**Compiti:**
1. Riporta il passo del brano sul ricorso per cassazione compreso tra "Avverso la citata" e "l’agente della riscossione.", estremi inclusi.
2. Nel brano sul ricorso per cassazione, quali articoli del D.Lgs. n. 546 del 1992 il ricorrente ritiene violati? Elencali tutti.
3. Prosegui il brano sul ricorso per cassazione a partire dalla fine dell'ultima frase riportata.

**Brano da leggere:**
++++++++++++++++++++
Avverso la citata sentenza della CTR il contribuente ha proposto ricorso per cassazione, affidato ad un unico motivo, cui replica la sola Agenzia delle entrate, rimanendo intimata l’agente della riscossione.

Con il motivo di ricorso il ricorrente deduce la violazione e falsa applicazione del D.Lgs. n. 546 del 1992, artt. 49,50,51 e 52, per non avere la CTR rilevato l’inammissibilità dell’appello proposto da un soggetto – l’Agenzia delle entrate – che non aveva partecipato al giudizio di primo grado al quale non era stata neppure evocata.

Il motivo è infondato e va rigettato.

Invero, la legittimazione ad impugnare spetta soltanto a chi soccombente – abbia assunto la veste di parte nel giudizio di merito, ma la qualità di parte in tale giudizio discende dalla materiale partecipazione ad essa del soggetto interessato, ma anche dalla sua formale chiamata in causa, originaria o sopravvenuta, oltre che dalla qualificazione in termini di parte desumibile, indipendentemente dalla sua rispondenza alla realtà processuale, dalla stessa sentenza impugnata (così in Cass., Sez. 5, Sentenza n. 13584 del 30/05/2017, con ampi richiami anche nel prosieguo).
++++++++++++++++++++
**Dati mostrati:**
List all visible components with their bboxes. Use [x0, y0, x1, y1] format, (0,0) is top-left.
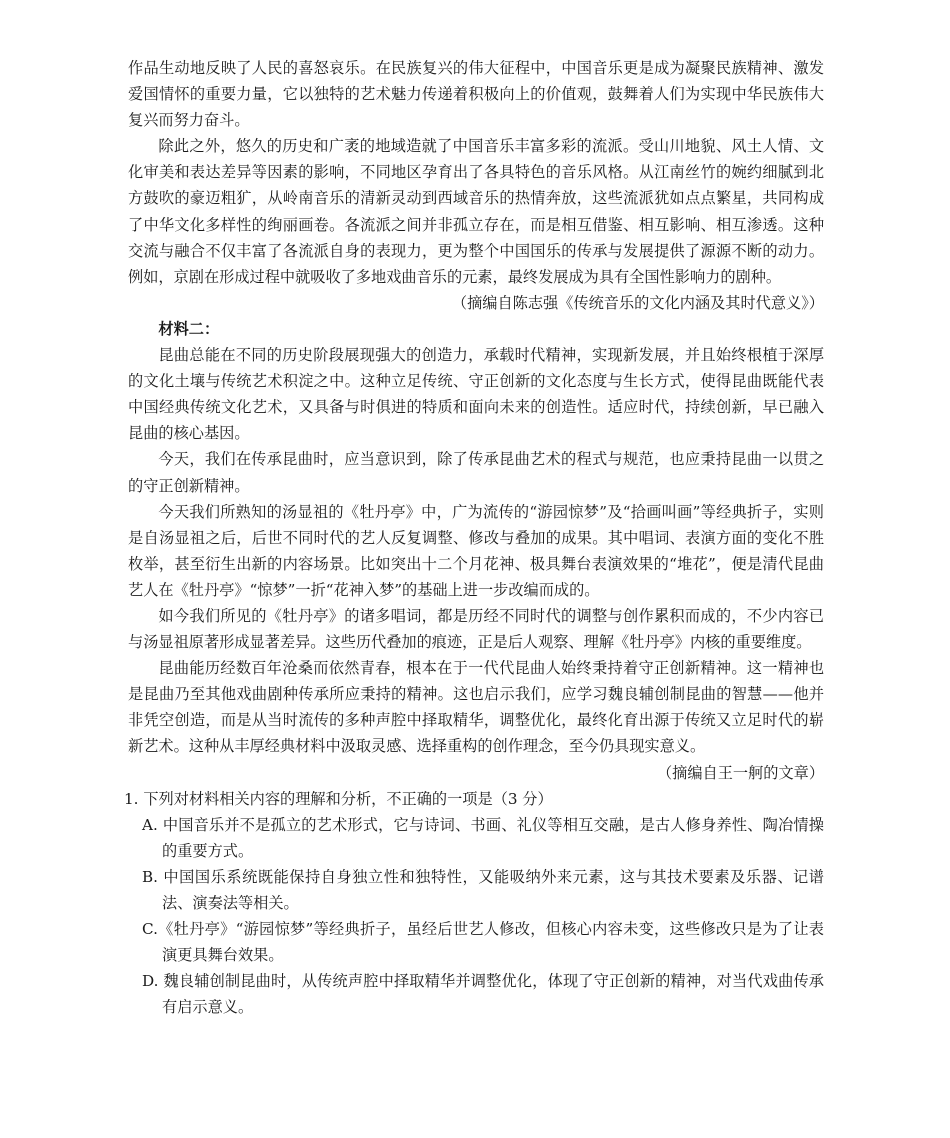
- material-two-heading: 材料二：: [158, 319, 220, 338]
- option-c[interactable]: C.《牡丹亭》“游园惊梦”等经典折子，虽经后世艺人修改，但核心内容未变，这些修改只是为了让表演更具舞台效果。: [142, 920, 824, 965]
- material-one-source: （摘编自陈志强《传统音乐的文化内涵及其时代意义》）: [451, 293, 824, 312]
- material-two-paragraph-3: 今天我们所熟知的汤显祖的《牡丹亭》中，广为流传的“游园惊梦”及“拾画叫画”等经典折子，实则是自汤显祖之后，后世不同时代的艺人反复调整、修改与叠加的成果。其中唱词、表演方面的变化不胜枚举，甚至衍生出新的内容场景。比如突出十二个月花神、极具舞台表演效果的“堆花”，便是清代昆曲艺人在《牡丹亭》“惊梦”一折“花神入梦”的基础上进一步改编而成的。: [128, 502, 824, 599]
- option-b[interactable]: B. 中国国乐系统既能保持自身独立性和独特性，又能吸纳外来元素，这与其技术要素及乐器、记谱法、演奏法等相关。: [142, 867, 824, 912]
- question-stem: 1. 下列对材料相关内容的理解和分析，不正确的一项是（3 分）: [124, 789, 553, 808]
- material-two-source: （摘编自王一舸的文章）: [656, 763, 824, 782]
- material-one-paragraph-2: 除此之外，悠久的历史和广袤的地域造就了中国音乐丰富多彩的流派。受山川地貌、风土人情、文化审美和表达差异等因素的影响，不同地区孕育出了各具特色的音乐风格。从江南丝竹的婉约细腻到北方鼓吹的豪迈粗犷，从岭南音乐的清新灵动到西域音乐的热情奔放，这些流派犹如点点繁星，共同构成了中华文化多样性的绚丽画卷。各流派之间并非孤立存在，而是相互借鉴、相互影响、相互渗透。这种交流与融合不仅丰富了各流派自身的表现力，更为整个中国国乐的传承与发展提供了源源不断的动力。例如，京剧在形成过程中就吸收了多地戏曲音乐的元素，最终发展成为具有全国性影响力的剧种。: [128, 137, 824, 286]
- option-a[interactable]: A. 中国音乐并不是孤立的艺术形式，它与诗词、书画、礼仪等相互交融，是古人修身养性、陶冶情操的重要方式。: [142, 815, 824, 860]
- option-d[interactable]: D. 魏良辅创制昆曲时，从传统声腔中择取精华并调整优化，体现了守正创新的精神，对当代戏曲传承有启示意义。: [142, 972, 824, 1017]
- material-two-paragraph-1: 昆曲总能在不同的历史阶段展现强大的创造力，承载时代精神，实现新发展，并且始终根植于深厚的文化土壤与传统艺术积淀之中。这种立足传统、守正创新的文化态度与生长方式，使得昆曲既能代表中国经典传统文化艺术，又具备与时俱进的特质和面向未来的创造性。适应时代，持续创新，早已融入昆曲的核心基因。: [128, 346, 824, 443]
- material-one-paragraph-1: 作品生动地反映了人民的喜怒哀乐。在民族复兴的伟大征程中，中国音乐更是成为凝聚民族精神、激发爱国情怀的重要力量，它以独特的艺术魅力传递着积极向上的价值观，鼓舞着人们为实现中华民族伟大复兴而努力奋斗。: [128, 59, 824, 130]
- material-two-paragraph-5: 昆曲能历经数百年沧桑而依然青春，根本在于一代代昆曲人始终秉持着守正创新精神。这一精神也是昆曲乃至其他戏曲剧种传承所应秉持的精神。这也启示我们，应学习魏良辅创制昆曲的智慧——他并非凭空创造，而是从当时流传的多种声腔中择取精华，调整优化，最终化育出源于传统又立足时代的崭新艺术。这种从丰厚经典材料中汲取灵感、选择重构的创作理念，至今仍具现实意义。: [128, 659, 824, 756]
- material-two-paragraph-2: 今天，我们在传承昆曲时，应当意识到，除了传承昆曲艺术的程式与规范，也应秉持昆曲一以贯之的守正创新精神。: [128, 450, 824, 495]
- material-two-paragraph-4: 如今我们所见的《牡丹亭》的诸多唱词，都是历经不同时代的调整与创作累积而成的，不少内容已与汤显祖原著形成显著差异。这些历代叠加的痕迹，正是后人观察、理解《牡丹亭》内核的重要维度。: [128, 606, 824, 652]
- exam-page: [124, 55, 824, 1020]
++++++++++++++++++++
**Risposte:**
1.
Avverso la citata sentenza della CTR il contribuente ha proposto ricorso per cassazione, affidato ad un unico motivo, cui replica la sola Agenzia delle entrate, rimanendo intimata l’agente della riscossione.

2. 49, 50, 51, 52

3.
Nella specie è pacifico, per stessa ammissione del ricorrente, che il ricorso introduttivo del giudizio venne notificato anche all’Agenzia delle entrate – Direzione Provinciale (OMISSIS) di Roma, sicchè sono del tutto irrilevanti le ragioni che indussero il ricorrente ad effettuare tale notifica (a detta dello stesso, “al solo fine di salvaguardare i termini di procedibilità dei ricorsi dal momento che nel 2015 all’epoca del ricorso in questione era in vigore una versione del reclamo/mediazione esperibile solo nei confronti dell’Agenzia delle entrate”), così come irrilevante è la circostanza che, a seguito di tale notifica, il ricorrente provvide ad effettuare una diversa iscrizione a ruolo e la causa, iscritta al n. 19871/2015 R.G., definita con sentenza n. 9704 del 2017, di improcedibilità del ricorso. Quello che rileva, invece, è che l’Agenzia delle entrate è stata destinataria della notifica del ricorso promosso dal contribuente, il che legittimava l’Agenzia delle entrate a costituirsi anche nel giudizio iscritto per primo, al quale, come sostiene lo stesso ricorrente, la CTP avrebbe potuto riunire il secondo procedimento.

D’altro canto, la legittimazione dell’amministrazione finanziaria destinataria della notifica di un ricorso unitamente ad altro soggetto processuale (nella specie, l’agente della riscossione) di certo non può dipendere dalla scelta irragionevole ed ingiustificata del ricorrente di procedere ad una doppia iscrizione a ruolo sulla base del medesimo ricorso.

Ma, quand’anche si volesse ritenere che l’agenzia delle entrate non sia stata evocata dal contribuente, tale estraneità al giudizio non l’avrebbe comunque privata della legittimazione ad appellare una sentenza che era idonea, se passata in giudicato, a renderle opponibile la pronuncia di insussistenza, ovvero invalidità, della pretesa tributaria dedotta in giudizio.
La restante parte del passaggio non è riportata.